Répondez à ces questions d'après le texte ci-dessous sur l'affaire M. :
(a) À quelle peine de prison M. a-t-il été condamné en novembre ?
(b) Selon la loi, en présence de qui un suspect atteint d'autisme doit-il être interrogé ?
(c) Combien d'appels de menaces M. a-t-il passés, d'après les autorités ?

TEXTE PRÉSENTÉ:
+++++

G. et S., les parents de M., reconnu coupable de menaces d’attentats à la bombe, dans leur maison d’Ashkelon, le 26 avril 2017. (Times of Israël)

Le document de 52 pages débute en mettant en avant le fait que M. « est actuellement le seul individu atteint d’autisme qui purge une peine de prison en Israël, sans parler du fait qu’il est en détention depuis près de deux ans ». Le document continue en soulignant que les enquêteurs qui ont interrogé M. n’ont pas pris en compte son autisme et n’étaient pas compétents pour interroger un tel suspect. Le recours suggère également que la condamnation s’est basée sur des aveux de culpabilité faits par M. après son arrestation que les autorités doivent toujours présenter.

Immédiatement après qu’il a été placé en détention, les parents et l’avocat de M. ont informé les autorités que le suspect était atteint d’autisme et que, selon la loi, il devait être interrogé par un enquêteur formé à interroger des individus avec des besoins spécifiques. En outre, la loi impose qu’un tel suspect soit interrogé en présence d’un parent.

Ces provisions légales ont été violées par les autorités, a accusé Sheftel, avançant l’argument que ces vices de procédures invalidaient l’ensemble de l’enquête contre son client.

M. a été reconnu coupable de centaines d’accusation d’extorsion, de publication de fausses informations ayant causé la panique, de délits informatiques, de blanchiment d’argent, entre autres charges. En novembre, il a été condamné à purger 10 ans de prison et à payer une amende de 60 000 shekels (15 280 euros).

L’avocat Yoram Sheftel s’exprime lors d’une conférence de presse à Tel Aviv, le 1er mars 2016. (Flash90)

Les autorités ont déclaré que M. a passé plus de 2 000 appels de menaces, principalement vers des écoles, des hôpitaux et des centres communautaires juifs américains entre 2015 et 2017, en utilisant un service d’appel en ligne qui changeait le son de sa voix, lui permettant ainsi de cacher son identité. Il a aussi ciblé des centaines de compagnies aériennes et des aéroports, des centres commerciaux et des commissariats de police aux Etats-Unis, au Canada, au Royaume-Uni, en Nouvelle-Zélande et en Australie. Il a également tenté de soutirer de l’argent au sénateur d’Etat républicain Ernesto Lopez du Delaware.

+++++

LISTE FOURNIE:
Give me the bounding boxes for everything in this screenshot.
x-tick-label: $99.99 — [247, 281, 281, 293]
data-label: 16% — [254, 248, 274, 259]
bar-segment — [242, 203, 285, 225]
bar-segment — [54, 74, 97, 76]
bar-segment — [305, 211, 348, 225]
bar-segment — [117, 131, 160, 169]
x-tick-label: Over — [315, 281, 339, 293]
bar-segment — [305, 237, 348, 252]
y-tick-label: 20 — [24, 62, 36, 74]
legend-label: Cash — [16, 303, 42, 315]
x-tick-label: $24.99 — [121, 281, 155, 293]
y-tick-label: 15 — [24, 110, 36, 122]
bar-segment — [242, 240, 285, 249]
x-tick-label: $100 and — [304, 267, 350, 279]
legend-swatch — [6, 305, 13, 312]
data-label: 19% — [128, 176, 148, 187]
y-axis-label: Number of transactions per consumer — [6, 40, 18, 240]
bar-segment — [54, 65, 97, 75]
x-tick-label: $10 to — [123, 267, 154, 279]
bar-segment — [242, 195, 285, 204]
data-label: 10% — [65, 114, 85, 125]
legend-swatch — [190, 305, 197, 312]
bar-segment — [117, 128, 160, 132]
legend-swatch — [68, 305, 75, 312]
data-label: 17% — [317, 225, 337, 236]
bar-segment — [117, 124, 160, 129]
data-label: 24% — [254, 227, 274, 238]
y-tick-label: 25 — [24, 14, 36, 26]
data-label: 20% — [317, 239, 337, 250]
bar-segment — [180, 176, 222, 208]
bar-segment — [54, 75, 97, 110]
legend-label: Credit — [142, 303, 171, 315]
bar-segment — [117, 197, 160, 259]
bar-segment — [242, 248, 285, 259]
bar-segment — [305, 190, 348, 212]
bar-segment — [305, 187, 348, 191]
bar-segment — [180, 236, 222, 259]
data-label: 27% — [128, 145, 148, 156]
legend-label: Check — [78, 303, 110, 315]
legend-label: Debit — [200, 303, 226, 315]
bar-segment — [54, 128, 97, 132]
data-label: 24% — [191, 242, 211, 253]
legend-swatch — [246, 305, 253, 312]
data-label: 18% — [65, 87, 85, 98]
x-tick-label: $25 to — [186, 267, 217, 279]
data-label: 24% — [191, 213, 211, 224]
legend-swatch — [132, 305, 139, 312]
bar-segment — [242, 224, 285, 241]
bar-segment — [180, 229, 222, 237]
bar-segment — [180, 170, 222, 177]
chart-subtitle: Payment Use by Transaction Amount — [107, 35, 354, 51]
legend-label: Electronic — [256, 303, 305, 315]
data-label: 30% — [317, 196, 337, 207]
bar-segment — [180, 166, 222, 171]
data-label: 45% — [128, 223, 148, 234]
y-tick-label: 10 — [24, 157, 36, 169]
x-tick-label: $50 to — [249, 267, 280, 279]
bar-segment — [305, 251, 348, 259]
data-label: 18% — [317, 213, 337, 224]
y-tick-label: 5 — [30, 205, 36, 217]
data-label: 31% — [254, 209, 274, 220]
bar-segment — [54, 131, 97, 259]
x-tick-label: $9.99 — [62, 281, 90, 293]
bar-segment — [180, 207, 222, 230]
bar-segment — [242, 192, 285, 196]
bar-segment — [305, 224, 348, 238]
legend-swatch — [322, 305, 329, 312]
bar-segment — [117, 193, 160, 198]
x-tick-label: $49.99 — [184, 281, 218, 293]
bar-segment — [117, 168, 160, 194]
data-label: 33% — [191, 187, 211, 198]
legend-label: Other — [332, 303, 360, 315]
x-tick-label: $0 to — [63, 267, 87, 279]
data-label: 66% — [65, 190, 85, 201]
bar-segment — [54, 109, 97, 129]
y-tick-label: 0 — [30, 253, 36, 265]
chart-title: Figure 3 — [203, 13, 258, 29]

+++++

RÉPONSE:
(a) 10 ans de prison.
(b) En présence d'un parent.
(c) Plus de 2 000 appels.